To do ->
Send each entry back exactly as given, pictures excluded.

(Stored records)
= = = =

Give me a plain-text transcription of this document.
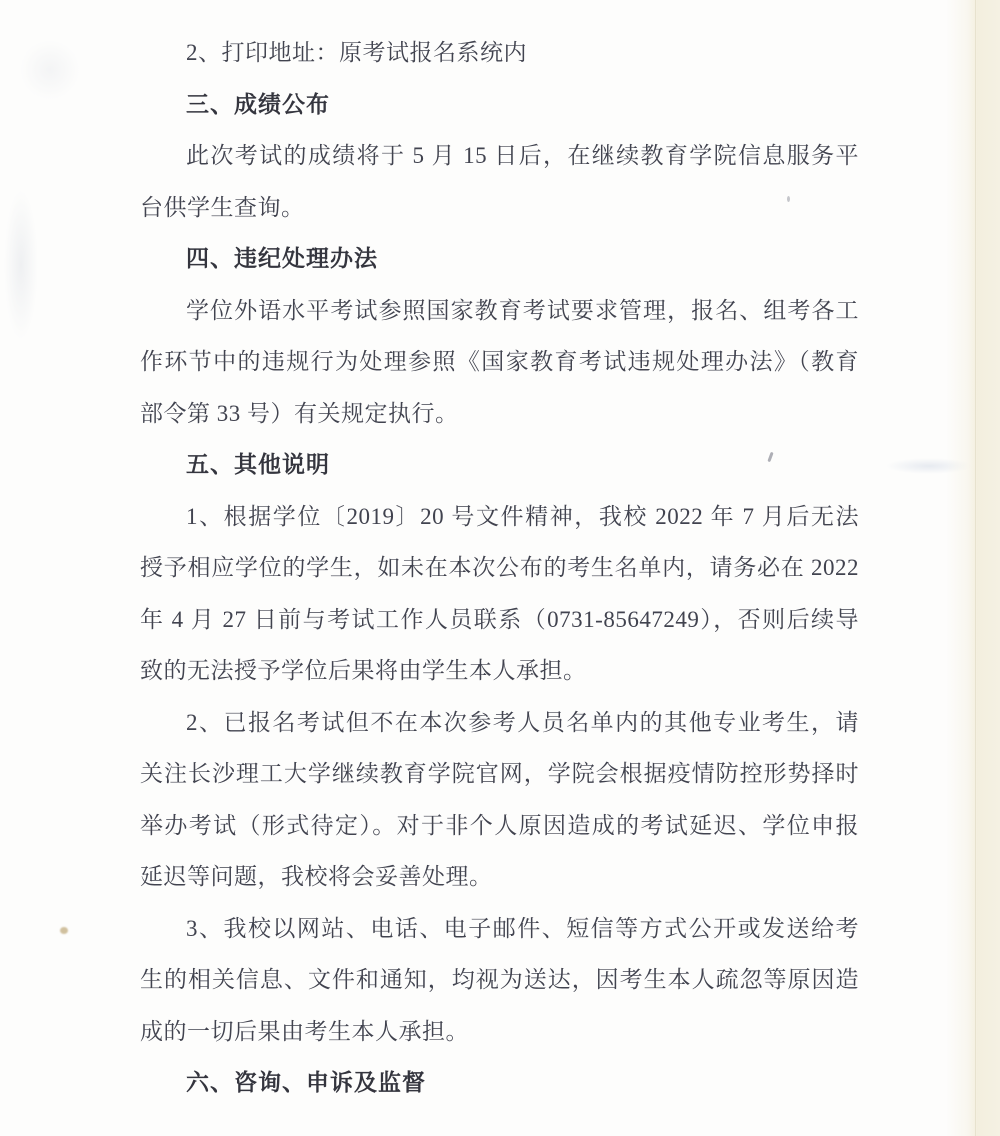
2、打印地址：原考试报名系统内
三、成绩公布
此次考试的成绩将于 5 月 15 日后，在继续教育学院信息服务平
台供学生查询。
四、违纪处理办法
学位外语水平考试参照国家教育考试要求管理，报名、组考各工
作环节中的违规行为处理参照《国家教育考试违规处理办法》（教育
部令第 33 号）有关规定执行。
五、其他说明
1、根据学位〔2019〕20 号文件精神，我校 2022 年 7 月后无法
授予相应学位的学生，如未在本次公布的考生名单内，请务必在 2022
年 4 月 27 日前与考试工作人员联系（0731-85647249），否则后续导
致的无法授予学位后果将由学生本人承担。
2、已报名考试但不在本次参考人员名单内的其他专业考生，请
关注长沙理工大学继续教育学院官网，学院会根据疫情防控形势择时
举办考试（形式待定）。对于非个人原因造成的考试延迟、学位申报
延迟等问题，我校将会妥善处理。
3、我校以网站、电话、电子邮件、短信等方式公开或发送给考
生的相关信息、文件和通知，均视为送达，因考生本人疏忽等原因造
成的一切后果由考生本人承担。
六、咨询、申诉及监督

= = = =

The reply ->
Give me a plain-text transcription of this document.
2、打印地址：原考试报名系统内
三、成绩公布
此次考试的成绩将于 5 月 15 日后，在继续教育学院信息服务平
台供学生查询。
四、违纪处理办法
学位外语水平考试参照国家教育考试要求管理，报名、组考各工
作环节中的违规行为处理参照《国家教育考试违规处理办法》（教育
部令第 33 号）有关规定执行。
五、其他说明
1、根据学位〔2019〕20 号文件精神，我校 2022 年 7 月后无法
授予相应学位的学生，如未在本次公布的考生名单内，请务必在 2022
年 4 月 27 日前与考试工作人员联系（0731-85647249），否则后续导
致的无法授予学位后果将由学生本人承担。
2、已报名考试但不在本次参考人员名单内的其他专业考生，请
关注长沙理工大学继续教育学院官网，学院会根据疫情防控形势择时
举办考试（形式待定）。对于非个人原因造成的考试延迟、学位申报
延迟等问题，我校将会妥善处理。
3、我校以网站、电话、电子邮件、短信等方式公开或发送给考
生的相关信息、文件和通知，均视为送达，因考生本人疏忽等原因造
成的一切后果由考生本人承担。
六、咨询、申诉及监督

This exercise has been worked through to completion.